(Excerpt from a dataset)
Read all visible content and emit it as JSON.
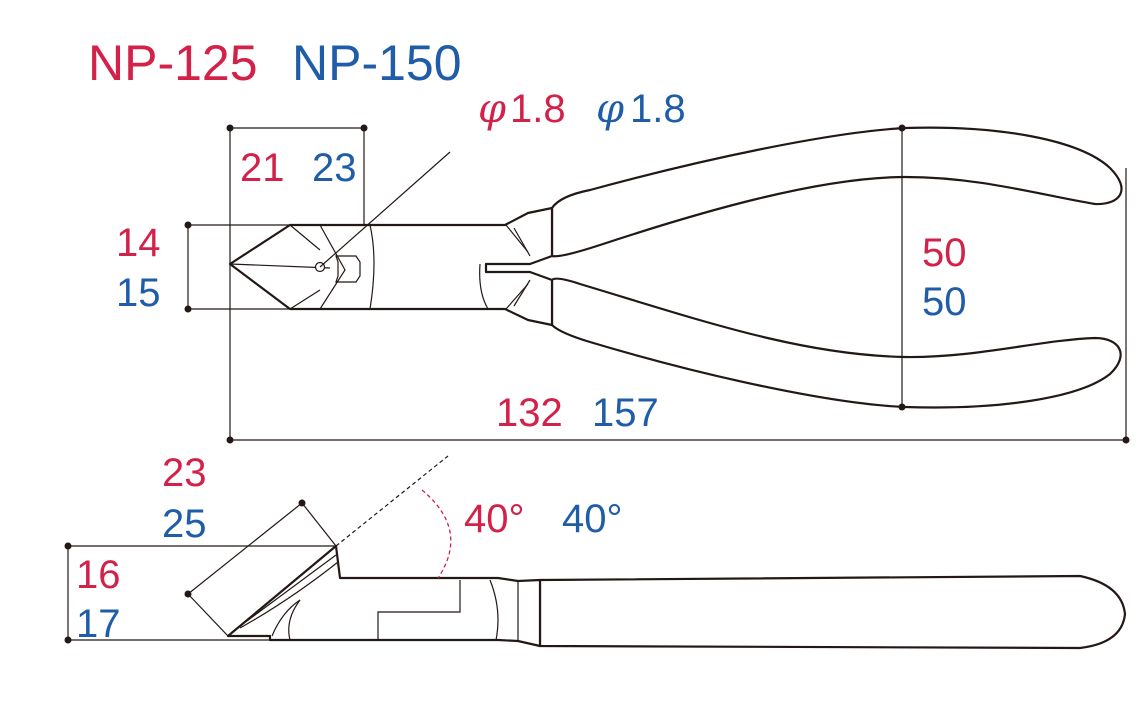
{
  "models": [
    {
      "name": "NP-125",
      "color": "#d3224a"
    },
    {
      "name": "NP-150",
      "color": "#1f5da8"
    }
  ],
  "dimensions": {
    "wire_dia": {
      "np125": "φ1.8",
      "np150": "φ1.8",
      "phi_symbol": "φ",
      "np125_value": "1.8",
      "np150_value": "1.8"
    },
    "jaw_length": {
      "np125": "21",
      "np150": "23"
    },
    "jaw_width": {
      "np125": "14",
      "np150": "15"
    },
    "handle_span": {
      "np125": "50",
      "np150": "50"
    },
    "overall_length": {
      "np125": "132",
      "np150": "157"
    },
    "blade_length": {
      "np125": "23",
      "np150": "25"
    },
    "head_height": {
      "np125": "16",
      "np150": "17"
    },
    "blade_angle": {
      "np125": "40°",
      "np150": "40°"
    }
  }
}
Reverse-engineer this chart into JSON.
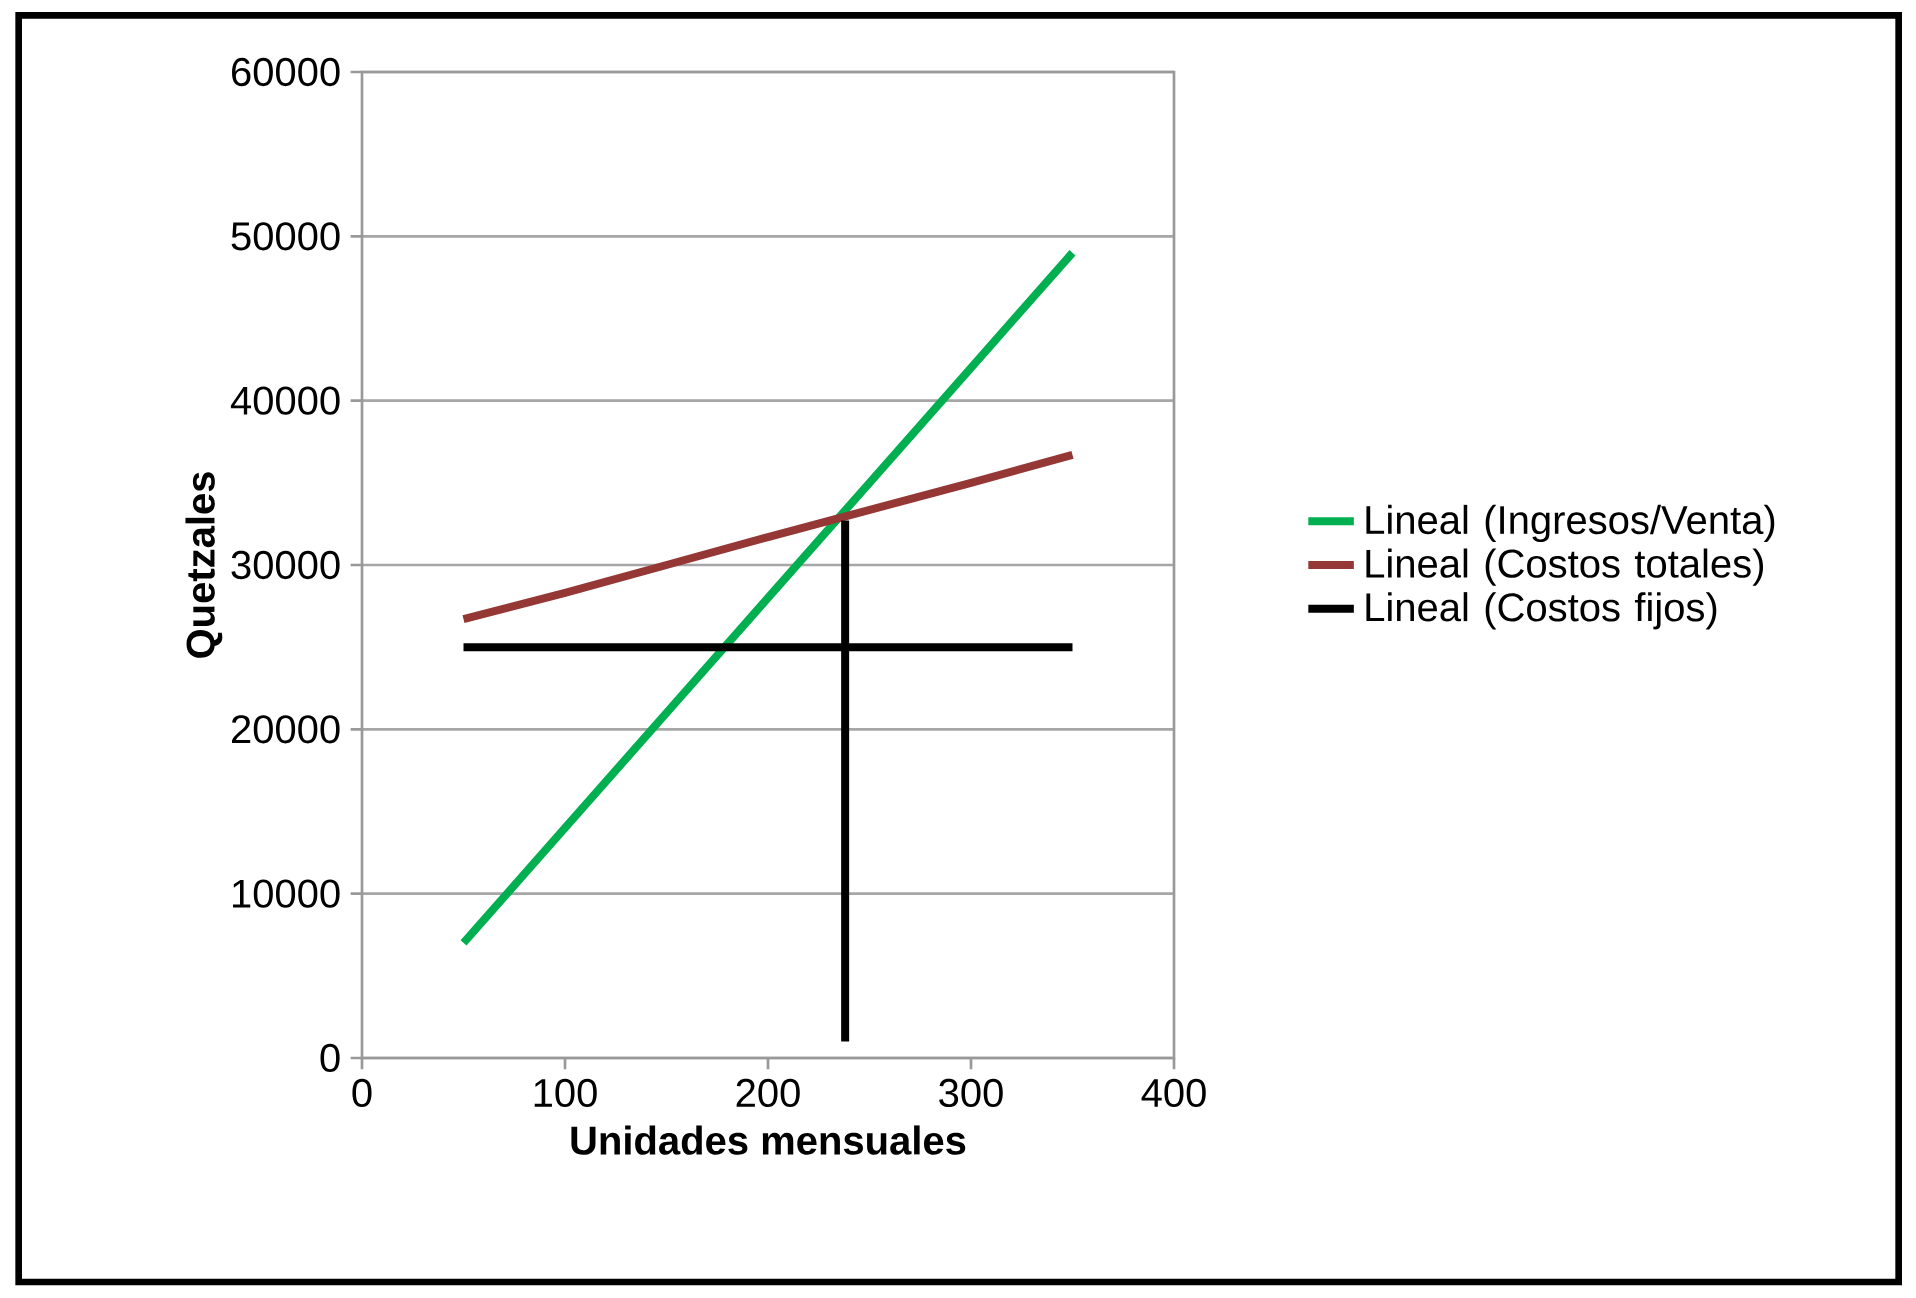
{
  "chart_data": {
    "type": "line",
    "xlabel": "Unidades mensuales",
    "ylabel": "Quetzales",
    "xlim": [
      0,
      400
    ],
    "xticks": [
      0,
      100,
      200,
      300,
      400
    ],
    "ylim": [
      0,
      60000
    ],
    "yticks": [
      0,
      10000,
      20000,
      30000,
      40000,
      50000,
      60000
    ],
    "grid": "y",
    "legend": "right",
    "series": [
      {
        "name": "Lineal (Ingresos/Venta)",
        "color": "#00b050",
        "x": [
          50,
          100,
          150,
          200,
          250,
          300,
          350
        ],
        "values": [
          7000,
          14000,
          21000,
          28000,
          35000,
          42000,
          49000
        ]
      },
      {
        "name": "Lineal (Costos totales)",
        "color": "#953735",
        "x": [
          50,
          100,
          150,
          200,
          300,
          350
        ],
        "values": [
          26700,
          28300,
          30000,
          31700,
          35000,
          36700
        ]
      },
      {
        "name": "Lineal (Costos fijos)",
        "color": "#000000",
        "x": [
          50,
          100,
          150,
          200,
          300,
          350
        ],
        "values": [
          25000,
          25000,
          25000,
          25000,
          25000,
          25000
        ]
      },
      {
        "color": "#000000",
        "x": [
          238,
          238
        ],
        "values": [
          1000,
          32700
        ]
      }
    ]
  }
}
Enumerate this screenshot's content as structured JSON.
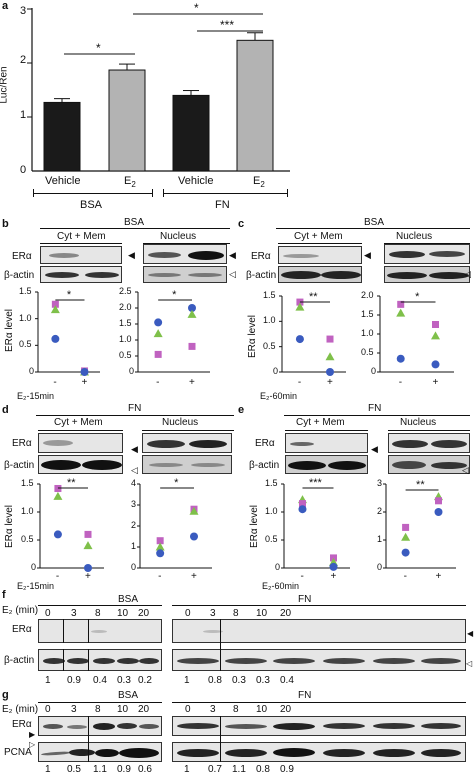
{
  "panel_a": {
    "label": "a",
    "ylabel": "Luc/Ren",
    "yticks": [
      "3",
      "2",
      "1",
      "0"
    ],
    "sig": [
      "*",
      "*",
      "***"
    ],
    "xlabels": [
      "Vehicle",
      "E",
      "Vehicle",
      "E"
    ],
    "e2_sub": "2",
    "groups": [
      "BSA",
      "FN"
    ]
  },
  "chart_data": {
    "type": "bar",
    "ylabel": "Luc/Ren",
    "ylim": [
      0,
      3
    ],
    "categories": [
      "Vehicle (BSA)",
      "E2 (BSA)",
      "Vehicle (FN)",
      "E2 (FN)"
    ],
    "values": [
      1.27,
      1.87,
      1.4,
      2.42
    ],
    "errors": [
      0.07,
      0.11,
      0.09,
      0.14
    ],
    "colors": [
      "#1a1a1a",
      "#b3b3b3",
      "#1a1a1a",
      "#b3b3b3"
    ]
  },
  "panel_b": {
    "label": "b",
    "title": "BSA",
    "left_header": "Cyt + Mem",
    "right_header": "Nucleus",
    "era": "ERα",
    "actin": "β-actin",
    "ylabel": "ERα level",
    "treat": "E₂-15min",
    "minus": "-",
    "plus": "+",
    "sig_left": "*",
    "sig_right": "*",
    "left_yticks": [
      "1.5",
      "1.0",
      "0.5",
      "0"
    ],
    "right_yticks": [
      "2.5",
      "2.0",
      "1.5",
      "1.0",
      "0.5",
      "0"
    ]
  },
  "panel_c": {
    "label": "c",
    "title": "BSA",
    "left_header": "Cyt + Mem",
    "right_header": "Nucleus",
    "era": "ERα",
    "actin": "β-actin",
    "ylabel": "ERα level",
    "treat": "E₂-60min",
    "minus": "-",
    "plus": "+",
    "sig_left": "**",
    "sig_right": "*",
    "left_yticks": [
      "1.5",
      "1.0",
      "0.5",
      "0"
    ],
    "right_yticks": [
      "2.0",
      "1.5",
      "1.0",
      "0.5",
      "0"
    ]
  },
  "panel_d": {
    "label": "d",
    "title": "FN",
    "left_header": "Cyt + Mem",
    "right_header": "Nucleus",
    "era": "ERα",
    "actin": "β-actin",
    "ylabel": "ERα level",
    "treat": "E₂-15min",
    "minus": "-",
    "plus": "+",
    "sig_left": "**",
    "sig_right": "*",
    "left_yticks": [
      "1.5",
      "1.0",
      "0.5",
      "0"
    ],
    "right_yticks": [
      "4",
      "3",
      "2",
      "1",
      "0"
    ]
  },
  "panel_e": {
    "label": "e",
    "title": "FN",
    "left_header": "Cyt + Mem",
    "right_header": "Nucleus",
    "era": "ERα",
    "actin": "β-actin",
    "ylabel": "ERα level",
    "treat": "E₂-60min",
    "minus": "-",
    "plus": "+",
    "sig_left": "***",
    "sig_right": "**",
    "left_yticks": [
      "1.5",
      "1.0",
      "0.5",
      "0"
    ],
    "right_yticks": [
      "3",
      "2",
      "1",
      "0"
    ]
  },
  "panel_f": {
    "label": "f",
    "e2min": "E₂ (min)",
    "bsa": "BSA",
    "fn": "FN",
    "times": [
      "0",
      "3",
      "8",
      "10",
      "20"
    ],
    "era": "ERα",
    "actin": "β-actin",
    "bsa_values": [
      "1",
      "0.9",
      "0.4",
      "0.3",
      "0.2"
    ],
    "fn_values": [
      "1",
      "0.8",
      "0.3",
      "0.3",
      "0.4"
    ]
  },
  "panel_g": {
    "label": "g",
    "e2min": "E₂ (min)",
    "bsa": "BSA",
    "fn": "FN",
    "times": [
      "0",
      "3",
      "8",
      "10",
      "20"
    ],
    "era": "ERα",
    "pcna": "PCNA",
    "bsa_values": [
      "1",
      "0.5",
      "1.1",
      "0.9",
      "0.6"
    ],
    "fn_values": [
      "1",
      "0.7",
      "1.1",
      "0.8",
      "0.9"
    ]
  }
}
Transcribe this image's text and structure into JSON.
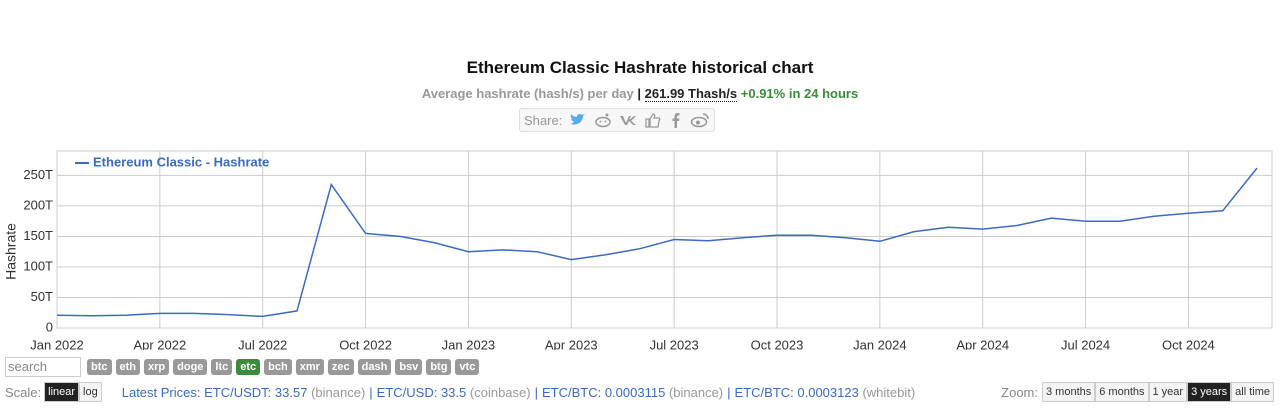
{
  "chart_data": {
    "type": "line",
    "title": "Ethereum Classic Hashrate historical chart",
    "subtitle": {
      "text": "Average hashrate (hash/s) per day",
      "separator": "|",
      "rate": "261.99 Thash/s",
      "change": "+0.91% in 24 hours"
    },
    "y_label": "Hashrate",
    "x": [
      "2022-01",
      "2022-02",
      "2022-03",
      "2022-04",
      "2022-05",
      "2022-06",
      "2022-07",
      "2022-08",
      "2022-09",
      "2022-10",
      "2022-11",
      "2022-12",
      "2023-01",
      "2023-02",
      "2023-03",
      "2023-04",
      "2023-05",
      "2023-06",
      "2023-07",
      "2023-08",
      "2023-09",
      "2023-10",
      "2023-11",
      "2023-12",
      "2024-01",
      "2024-02",
      "2024-03",
      "2024-04",
      "2024-05",
      "2024-06",
      "2024-07",
      "2024-08",
      "2024-09",
      "2024-10",
      "2024-11",
      "2024-12"
    ],
    "series": [
      {
        "name": "Ethereum Classic - Hashrate",
        "color": "#3a6bc4",
        "values": [
          21,
          20,
          21,
          24,
          24,
          22,
          19,
          28,
          235,
          155,
          150,
          140,
          125,
          128,
          125,
          112,
          120,
          130,
          145,
          143,
          148,
          152,
          152,
          148,
          142,
          158,
          165,
          162,
          168,
          180,
          175,
          175,
          183,
          188,
          192,
          262
        ]
      }
    ],
    "xlim": [
      "2022-01",
      "2024-12"
    ],
    "xticks": [
      {
        "value": "2022-01",
        "label": "Jan 2022"
      },
      {
        "value": "2022-04",
        "label": "Apr 2022"
      },
      {
        "value": "2022-07",
        "label": "Jul 2022"
      },
      {
        "value": "2022-10",
        "label": "Oct 2022"
      },
      {
        "value": "2023-01",
        "label": "Jan 2023"
      },
      {
        "value": "2023-04",
        "label": "Apr 2023"
      },
      {
        "value": "2023-07",
        "label": "Jul 2023"
      },
      {
        "value": "2023-10",
        "label": "Oct 2023"
      },
      {
        "value": "2024-01",
        "label": "Jan 2024"
      },
      {
        "value": "2024-04",
        "label": "Apr 2024"
      },
      {
        "value": "2024-07",
        "label": "Jul 2024"
      },
      {
        "value": "2024-10",
        "label": "Oct 2024"
      }
    ],
    "ylim": [
      0,
      290
    ],
    "yticks": [
      0,
      {
        "value": 50,
        "label": "50T"
      },
      {
        "value": 100,
        "label": "100T"
      },
      {
        "value": 150,
        "label": "150T"
      },
      {
        "value": 200,
        "label": "200T"
      },
      {
        "value": 250,
        "label": "250T"
      }
    ],
    "grid": true,
    "legend": "top-left"
  },
  "ui": {
    "share_label": "Share:",
    "search_placeholder": "search",
    "coins": [
      "btc",
      "eth",
      "xrp",
      "doge",
      "ltc",
      "etc",
      "bch",
      "xmr",
      "zec",
      "dash",
      "bsv",
      "btg",
      "vtc"
    ],
    "selected_coin": 5,
    "scale_label": "Scale:",
    "scales": [
      "linear",
      "log"
    ],
    "selected_scale": 0,
    "prices_label": "Latest Prices:",
    "price_separator": "|",
    "prices": [
      {
        "label": "ETC/USDT: 33.57",
        "source": "(binance)"
      },
      {
        "label": "ETC/USD: 33.5",
        "source": "(coinbase)"
      },
      {
        "label": "ETC/BTC: 0.0003115",
        "source": "(binance)"
      },
      {
        "label": "ETC/BTC: 0.0003123",
        "source": "(whitebit)"
      }
    ],
    "zoom_label": "Zoom:",
    "zooms": [
      "3 months",
      "6 months",
      "1 year",
      "3 years",
      "all time"
    ],
    "selected_zoom": 3
  }
}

■ Task description: Return all the lines that contain the string "Classic".

■ Answer for the task:
    "title": "Ethereum Classic Hashrate historical chart",
        "name": "Ethereum Classic - Hashrate",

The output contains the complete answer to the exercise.